Go through the entries one line at a time, and gather every line that has the word "времени".

━━━━

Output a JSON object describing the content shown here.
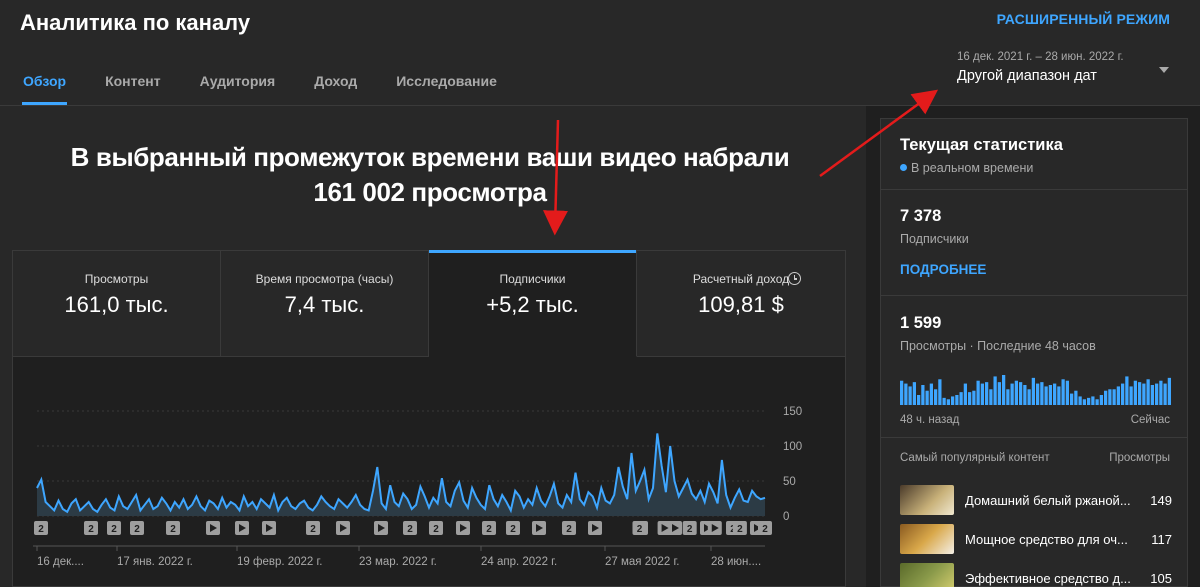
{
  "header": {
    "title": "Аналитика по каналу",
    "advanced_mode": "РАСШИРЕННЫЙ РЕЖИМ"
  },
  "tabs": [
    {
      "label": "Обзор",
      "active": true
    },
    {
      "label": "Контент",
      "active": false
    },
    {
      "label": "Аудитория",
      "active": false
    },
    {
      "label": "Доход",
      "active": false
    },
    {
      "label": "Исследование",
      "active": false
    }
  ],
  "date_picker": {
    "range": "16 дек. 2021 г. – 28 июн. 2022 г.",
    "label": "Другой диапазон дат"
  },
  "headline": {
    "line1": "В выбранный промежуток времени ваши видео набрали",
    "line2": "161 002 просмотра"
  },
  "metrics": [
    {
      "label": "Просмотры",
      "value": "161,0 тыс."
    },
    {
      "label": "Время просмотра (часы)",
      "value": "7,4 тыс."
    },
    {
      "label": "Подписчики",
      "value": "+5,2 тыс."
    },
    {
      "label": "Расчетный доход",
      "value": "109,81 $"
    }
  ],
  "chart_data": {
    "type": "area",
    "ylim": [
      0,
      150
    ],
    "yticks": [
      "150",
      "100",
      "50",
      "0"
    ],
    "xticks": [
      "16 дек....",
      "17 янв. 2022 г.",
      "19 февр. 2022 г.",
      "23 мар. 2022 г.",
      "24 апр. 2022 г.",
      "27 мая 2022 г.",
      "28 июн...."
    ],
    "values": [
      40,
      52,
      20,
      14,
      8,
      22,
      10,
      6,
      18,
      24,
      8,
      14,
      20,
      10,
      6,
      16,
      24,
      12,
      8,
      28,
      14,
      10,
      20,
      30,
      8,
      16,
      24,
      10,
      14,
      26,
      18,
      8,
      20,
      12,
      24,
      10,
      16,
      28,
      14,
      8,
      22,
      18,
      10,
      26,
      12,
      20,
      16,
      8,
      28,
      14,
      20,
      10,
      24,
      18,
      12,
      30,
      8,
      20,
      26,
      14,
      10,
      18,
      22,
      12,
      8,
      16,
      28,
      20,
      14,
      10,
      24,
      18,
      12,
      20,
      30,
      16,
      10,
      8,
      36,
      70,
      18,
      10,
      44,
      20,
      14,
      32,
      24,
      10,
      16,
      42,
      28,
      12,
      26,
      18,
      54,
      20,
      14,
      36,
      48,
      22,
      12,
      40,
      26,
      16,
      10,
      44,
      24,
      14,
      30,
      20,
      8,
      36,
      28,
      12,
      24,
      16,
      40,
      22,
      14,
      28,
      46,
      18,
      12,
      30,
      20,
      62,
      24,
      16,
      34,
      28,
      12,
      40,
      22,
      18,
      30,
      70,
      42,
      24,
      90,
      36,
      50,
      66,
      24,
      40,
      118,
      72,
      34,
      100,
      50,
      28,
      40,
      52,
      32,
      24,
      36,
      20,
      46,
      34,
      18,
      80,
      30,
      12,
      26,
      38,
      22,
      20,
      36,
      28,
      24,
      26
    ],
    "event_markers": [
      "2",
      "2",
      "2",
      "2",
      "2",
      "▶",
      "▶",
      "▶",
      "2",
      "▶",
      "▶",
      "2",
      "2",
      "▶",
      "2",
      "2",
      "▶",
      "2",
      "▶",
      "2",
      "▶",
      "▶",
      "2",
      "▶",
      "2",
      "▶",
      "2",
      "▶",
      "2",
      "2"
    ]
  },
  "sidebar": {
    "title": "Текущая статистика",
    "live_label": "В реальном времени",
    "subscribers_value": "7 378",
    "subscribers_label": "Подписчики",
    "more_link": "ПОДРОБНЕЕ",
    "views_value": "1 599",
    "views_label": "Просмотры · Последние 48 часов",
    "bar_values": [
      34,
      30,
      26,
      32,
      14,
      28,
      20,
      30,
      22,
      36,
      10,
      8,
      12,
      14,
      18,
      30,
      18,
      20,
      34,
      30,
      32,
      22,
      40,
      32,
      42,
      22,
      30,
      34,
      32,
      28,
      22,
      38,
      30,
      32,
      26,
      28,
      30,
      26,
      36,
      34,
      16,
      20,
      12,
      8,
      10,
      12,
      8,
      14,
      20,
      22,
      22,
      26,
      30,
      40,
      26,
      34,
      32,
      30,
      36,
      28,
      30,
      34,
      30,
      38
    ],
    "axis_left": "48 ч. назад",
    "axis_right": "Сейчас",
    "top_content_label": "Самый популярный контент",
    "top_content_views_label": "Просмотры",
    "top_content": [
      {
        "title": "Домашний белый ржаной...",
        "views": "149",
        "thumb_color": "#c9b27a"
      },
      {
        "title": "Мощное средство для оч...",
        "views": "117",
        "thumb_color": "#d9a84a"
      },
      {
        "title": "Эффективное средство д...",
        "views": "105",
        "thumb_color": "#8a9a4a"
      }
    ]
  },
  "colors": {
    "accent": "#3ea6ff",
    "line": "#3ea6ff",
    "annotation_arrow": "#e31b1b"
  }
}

━━━━

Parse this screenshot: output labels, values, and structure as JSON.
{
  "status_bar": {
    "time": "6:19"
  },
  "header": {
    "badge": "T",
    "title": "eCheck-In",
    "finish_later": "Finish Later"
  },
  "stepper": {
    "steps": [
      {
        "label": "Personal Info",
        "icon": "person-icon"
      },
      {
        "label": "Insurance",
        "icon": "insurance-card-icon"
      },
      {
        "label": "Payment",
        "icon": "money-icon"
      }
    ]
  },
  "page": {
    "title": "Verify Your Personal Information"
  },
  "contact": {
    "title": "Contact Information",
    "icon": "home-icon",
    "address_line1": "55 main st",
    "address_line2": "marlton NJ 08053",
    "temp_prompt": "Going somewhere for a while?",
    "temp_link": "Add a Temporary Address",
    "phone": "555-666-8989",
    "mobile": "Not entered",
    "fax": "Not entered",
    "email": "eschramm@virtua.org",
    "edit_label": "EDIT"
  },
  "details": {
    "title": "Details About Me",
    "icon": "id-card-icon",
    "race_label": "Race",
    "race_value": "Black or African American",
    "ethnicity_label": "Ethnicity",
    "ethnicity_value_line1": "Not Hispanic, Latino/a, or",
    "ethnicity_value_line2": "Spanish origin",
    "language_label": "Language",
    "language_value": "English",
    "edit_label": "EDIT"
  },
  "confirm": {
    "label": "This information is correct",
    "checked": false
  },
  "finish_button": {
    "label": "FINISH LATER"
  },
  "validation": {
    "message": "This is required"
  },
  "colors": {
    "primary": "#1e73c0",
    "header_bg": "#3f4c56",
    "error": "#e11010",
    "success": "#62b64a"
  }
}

━━━━

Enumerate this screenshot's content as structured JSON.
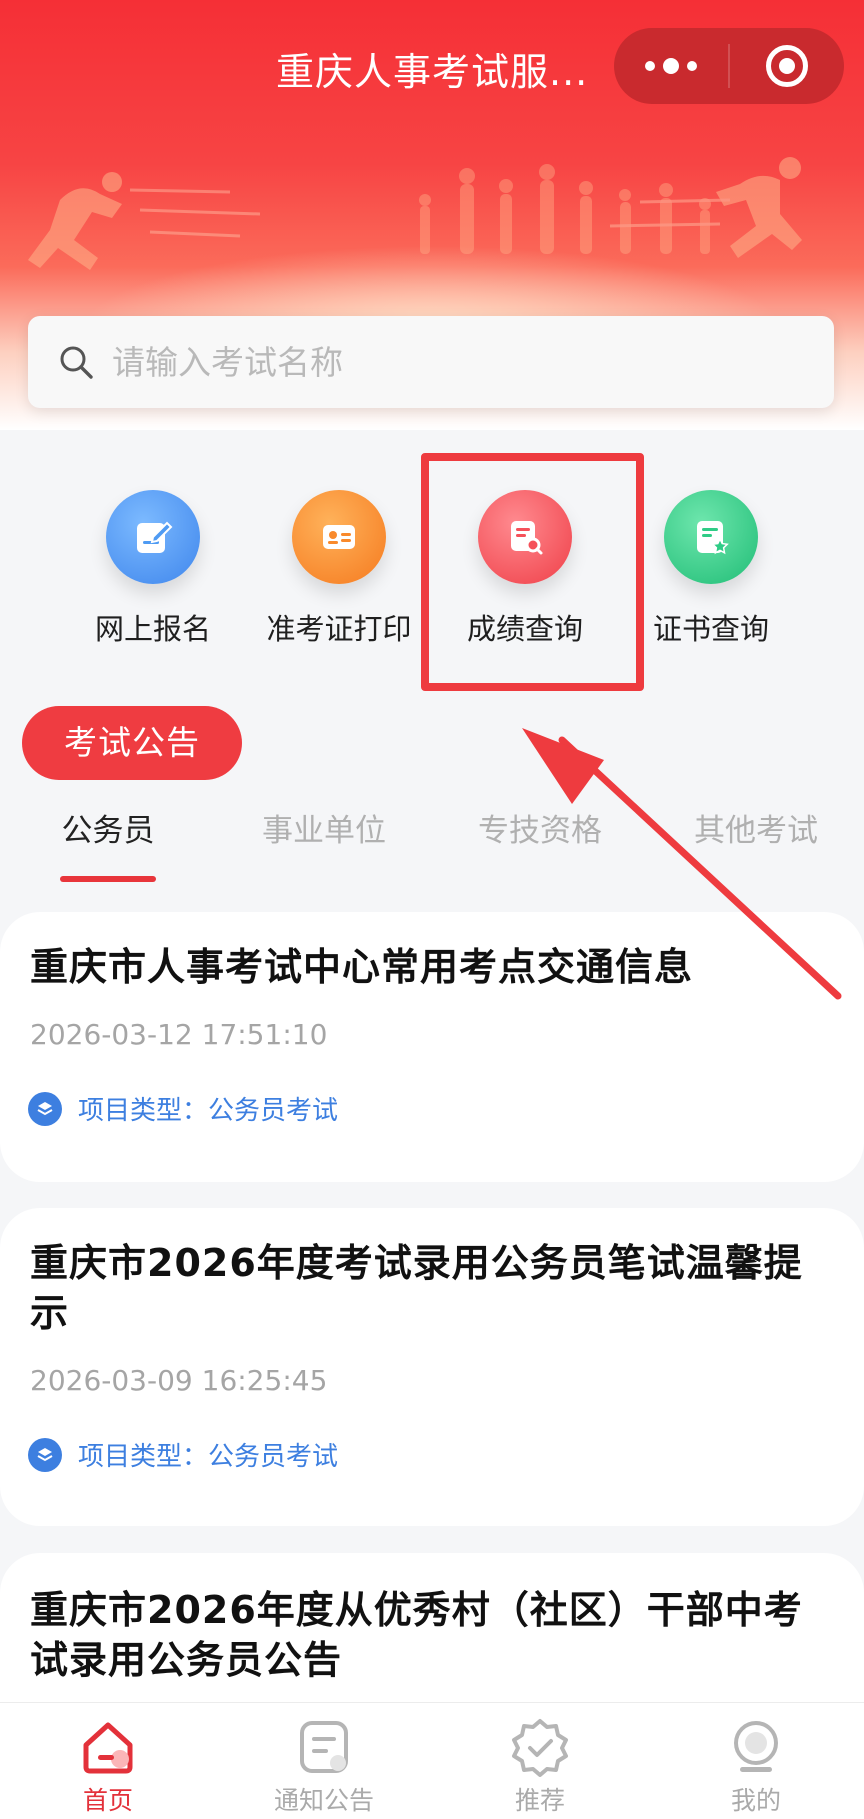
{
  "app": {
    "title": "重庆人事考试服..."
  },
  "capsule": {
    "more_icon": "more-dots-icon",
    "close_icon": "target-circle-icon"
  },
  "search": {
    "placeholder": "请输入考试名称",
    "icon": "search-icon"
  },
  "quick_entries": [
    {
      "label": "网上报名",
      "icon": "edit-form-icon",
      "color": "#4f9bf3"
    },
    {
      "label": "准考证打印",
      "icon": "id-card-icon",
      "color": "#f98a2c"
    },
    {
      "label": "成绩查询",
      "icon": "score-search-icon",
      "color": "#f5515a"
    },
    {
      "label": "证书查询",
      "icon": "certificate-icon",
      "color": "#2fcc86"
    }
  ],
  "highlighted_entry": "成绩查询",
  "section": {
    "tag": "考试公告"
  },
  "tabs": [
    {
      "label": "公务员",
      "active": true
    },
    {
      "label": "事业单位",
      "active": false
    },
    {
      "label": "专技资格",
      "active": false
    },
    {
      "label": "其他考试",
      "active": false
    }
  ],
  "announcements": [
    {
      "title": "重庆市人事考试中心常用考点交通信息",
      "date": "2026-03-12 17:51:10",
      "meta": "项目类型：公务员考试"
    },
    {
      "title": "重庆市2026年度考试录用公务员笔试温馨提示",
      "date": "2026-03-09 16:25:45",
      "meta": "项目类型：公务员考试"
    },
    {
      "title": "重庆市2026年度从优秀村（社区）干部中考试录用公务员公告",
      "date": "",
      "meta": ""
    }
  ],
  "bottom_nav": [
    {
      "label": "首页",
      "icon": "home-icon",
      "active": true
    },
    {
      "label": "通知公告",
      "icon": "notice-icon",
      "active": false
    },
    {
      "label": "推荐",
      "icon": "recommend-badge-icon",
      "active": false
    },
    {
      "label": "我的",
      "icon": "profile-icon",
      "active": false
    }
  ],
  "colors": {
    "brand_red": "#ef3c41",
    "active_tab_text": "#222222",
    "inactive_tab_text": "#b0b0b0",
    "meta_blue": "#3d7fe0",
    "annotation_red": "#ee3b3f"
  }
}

━━━━

▶ _COMPLETED EXERCISE_
    "line1": "В выбранный промежуток времени ваши видео набрали",
    "live_label": "В реальном времени",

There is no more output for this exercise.